**What you need to do:** From the listing below, return each line that includes "title".

**Source material:**
========
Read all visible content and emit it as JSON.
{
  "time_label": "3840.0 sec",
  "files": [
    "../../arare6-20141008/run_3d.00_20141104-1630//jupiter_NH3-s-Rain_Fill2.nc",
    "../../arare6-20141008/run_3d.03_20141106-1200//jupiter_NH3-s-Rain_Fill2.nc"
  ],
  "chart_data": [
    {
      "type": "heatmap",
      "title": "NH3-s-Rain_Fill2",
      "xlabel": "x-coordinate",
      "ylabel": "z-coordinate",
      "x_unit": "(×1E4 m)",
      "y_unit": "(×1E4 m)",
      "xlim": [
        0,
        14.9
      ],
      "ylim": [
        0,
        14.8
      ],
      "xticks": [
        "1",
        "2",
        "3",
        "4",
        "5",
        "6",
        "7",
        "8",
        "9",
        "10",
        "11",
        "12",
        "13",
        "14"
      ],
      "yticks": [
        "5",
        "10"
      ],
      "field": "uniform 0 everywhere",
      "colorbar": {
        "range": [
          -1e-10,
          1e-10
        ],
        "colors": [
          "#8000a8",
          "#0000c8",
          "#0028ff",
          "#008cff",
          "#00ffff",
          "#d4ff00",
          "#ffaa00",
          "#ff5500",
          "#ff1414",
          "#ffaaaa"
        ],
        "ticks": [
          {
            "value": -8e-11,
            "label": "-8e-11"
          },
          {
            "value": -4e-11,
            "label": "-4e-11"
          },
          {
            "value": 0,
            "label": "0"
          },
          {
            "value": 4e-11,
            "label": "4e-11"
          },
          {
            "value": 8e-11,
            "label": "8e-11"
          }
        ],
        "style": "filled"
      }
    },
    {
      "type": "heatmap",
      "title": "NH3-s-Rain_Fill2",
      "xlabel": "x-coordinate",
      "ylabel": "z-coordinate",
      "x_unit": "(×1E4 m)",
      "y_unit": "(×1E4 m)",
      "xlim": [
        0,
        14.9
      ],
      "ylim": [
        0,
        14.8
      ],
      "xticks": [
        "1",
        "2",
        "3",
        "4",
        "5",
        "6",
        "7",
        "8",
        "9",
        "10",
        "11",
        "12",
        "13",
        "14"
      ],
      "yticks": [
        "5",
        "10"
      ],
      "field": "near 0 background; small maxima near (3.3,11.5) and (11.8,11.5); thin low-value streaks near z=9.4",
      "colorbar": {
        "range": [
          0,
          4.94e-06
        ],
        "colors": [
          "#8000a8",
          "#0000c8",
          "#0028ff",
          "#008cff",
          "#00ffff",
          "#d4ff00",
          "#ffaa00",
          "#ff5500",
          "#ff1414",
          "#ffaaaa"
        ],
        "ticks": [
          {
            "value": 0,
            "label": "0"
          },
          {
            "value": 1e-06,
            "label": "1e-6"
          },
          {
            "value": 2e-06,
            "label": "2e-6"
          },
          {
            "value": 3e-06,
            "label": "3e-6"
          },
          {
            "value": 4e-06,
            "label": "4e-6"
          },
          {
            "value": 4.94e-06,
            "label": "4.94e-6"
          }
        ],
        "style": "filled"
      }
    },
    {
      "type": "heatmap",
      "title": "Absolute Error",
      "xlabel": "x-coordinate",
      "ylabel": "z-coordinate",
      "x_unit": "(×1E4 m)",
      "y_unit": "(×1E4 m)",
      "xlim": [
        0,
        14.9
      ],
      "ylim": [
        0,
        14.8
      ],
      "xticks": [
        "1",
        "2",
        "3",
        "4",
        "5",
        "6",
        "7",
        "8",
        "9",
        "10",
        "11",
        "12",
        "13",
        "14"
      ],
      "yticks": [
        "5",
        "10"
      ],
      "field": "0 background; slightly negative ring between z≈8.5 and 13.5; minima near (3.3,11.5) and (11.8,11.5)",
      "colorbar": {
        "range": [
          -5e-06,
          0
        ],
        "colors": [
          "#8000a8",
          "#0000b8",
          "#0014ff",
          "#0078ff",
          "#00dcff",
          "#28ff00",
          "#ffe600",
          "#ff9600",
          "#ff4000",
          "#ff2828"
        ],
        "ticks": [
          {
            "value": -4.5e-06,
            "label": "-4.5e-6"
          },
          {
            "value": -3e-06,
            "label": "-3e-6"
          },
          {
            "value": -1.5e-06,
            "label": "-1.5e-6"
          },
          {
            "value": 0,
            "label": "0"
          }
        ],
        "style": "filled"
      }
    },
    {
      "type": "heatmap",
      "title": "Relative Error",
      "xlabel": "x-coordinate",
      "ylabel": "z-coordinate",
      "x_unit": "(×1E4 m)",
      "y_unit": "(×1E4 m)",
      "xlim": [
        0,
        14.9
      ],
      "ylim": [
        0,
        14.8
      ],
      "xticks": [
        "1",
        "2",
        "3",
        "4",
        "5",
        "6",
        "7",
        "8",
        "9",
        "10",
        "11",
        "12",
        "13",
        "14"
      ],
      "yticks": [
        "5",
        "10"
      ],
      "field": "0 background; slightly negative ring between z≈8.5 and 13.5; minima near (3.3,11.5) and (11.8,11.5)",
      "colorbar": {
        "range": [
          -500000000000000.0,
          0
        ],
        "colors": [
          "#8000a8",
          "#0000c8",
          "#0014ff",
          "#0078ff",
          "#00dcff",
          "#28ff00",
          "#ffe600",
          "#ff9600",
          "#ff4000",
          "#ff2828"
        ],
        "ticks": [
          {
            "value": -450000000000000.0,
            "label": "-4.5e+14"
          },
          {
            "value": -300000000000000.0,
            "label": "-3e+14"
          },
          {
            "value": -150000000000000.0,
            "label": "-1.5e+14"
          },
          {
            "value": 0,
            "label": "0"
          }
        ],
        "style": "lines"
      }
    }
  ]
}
========
**Answer below:**
      "title": "NH3-s-Rain_Fill2",
      "title": "NH3-s-Rain_Fill2",
      "title": "Absolute Error",
      "title": "Relative Error",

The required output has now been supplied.